**TASK DETAILS:** Read the records below and copy each line that contains "повторное".

**INPUT ROWS:**
________________
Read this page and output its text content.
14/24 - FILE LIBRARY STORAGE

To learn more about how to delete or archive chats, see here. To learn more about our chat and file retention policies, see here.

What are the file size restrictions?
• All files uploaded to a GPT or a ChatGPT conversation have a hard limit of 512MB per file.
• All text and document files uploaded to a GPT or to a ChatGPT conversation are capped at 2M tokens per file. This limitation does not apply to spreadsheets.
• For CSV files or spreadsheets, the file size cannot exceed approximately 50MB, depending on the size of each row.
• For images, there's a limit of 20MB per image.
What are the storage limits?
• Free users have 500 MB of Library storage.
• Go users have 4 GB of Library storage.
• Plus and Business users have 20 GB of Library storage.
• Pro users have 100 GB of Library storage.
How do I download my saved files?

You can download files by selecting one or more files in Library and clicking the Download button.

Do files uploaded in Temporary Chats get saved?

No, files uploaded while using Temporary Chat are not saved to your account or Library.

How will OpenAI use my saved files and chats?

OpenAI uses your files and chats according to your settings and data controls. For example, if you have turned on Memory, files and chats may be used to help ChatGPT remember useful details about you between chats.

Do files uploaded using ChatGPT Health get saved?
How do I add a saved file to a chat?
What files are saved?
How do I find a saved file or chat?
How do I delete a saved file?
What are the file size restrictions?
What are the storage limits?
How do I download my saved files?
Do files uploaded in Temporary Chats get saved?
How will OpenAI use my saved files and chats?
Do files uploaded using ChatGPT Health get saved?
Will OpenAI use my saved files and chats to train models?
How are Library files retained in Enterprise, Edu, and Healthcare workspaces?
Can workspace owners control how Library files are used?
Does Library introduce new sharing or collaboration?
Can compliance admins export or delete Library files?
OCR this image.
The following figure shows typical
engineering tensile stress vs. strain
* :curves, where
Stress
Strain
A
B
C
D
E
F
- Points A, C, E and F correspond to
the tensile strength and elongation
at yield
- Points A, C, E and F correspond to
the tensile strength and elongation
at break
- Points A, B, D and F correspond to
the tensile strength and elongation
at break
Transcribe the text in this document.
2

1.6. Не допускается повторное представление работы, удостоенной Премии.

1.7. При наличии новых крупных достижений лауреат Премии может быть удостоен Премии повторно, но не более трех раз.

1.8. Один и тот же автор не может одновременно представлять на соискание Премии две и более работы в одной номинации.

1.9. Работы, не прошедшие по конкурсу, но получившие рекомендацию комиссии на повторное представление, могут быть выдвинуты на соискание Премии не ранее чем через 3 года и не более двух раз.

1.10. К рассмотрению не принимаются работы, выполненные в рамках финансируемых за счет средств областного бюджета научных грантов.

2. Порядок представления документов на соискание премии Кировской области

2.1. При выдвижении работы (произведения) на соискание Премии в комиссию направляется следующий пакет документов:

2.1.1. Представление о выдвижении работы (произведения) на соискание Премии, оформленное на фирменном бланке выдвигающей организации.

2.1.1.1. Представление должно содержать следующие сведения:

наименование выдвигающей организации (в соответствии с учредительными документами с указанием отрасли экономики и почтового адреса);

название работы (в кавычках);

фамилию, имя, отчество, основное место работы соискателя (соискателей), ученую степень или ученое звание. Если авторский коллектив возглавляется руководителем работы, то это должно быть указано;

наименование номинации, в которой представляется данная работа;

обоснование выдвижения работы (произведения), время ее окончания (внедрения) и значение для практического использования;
________________
**COMPLETE ANSWER:**
1.6. Не допускается повторное представление работы, удостоенной Премии.
1.9. Работы, не прошедшие по конкурсу, но получившие рекомендацию комиссии на повторное представление, могут быть выдвинуты на соискание Премии не ранее чем через 3 года и не более двух раз.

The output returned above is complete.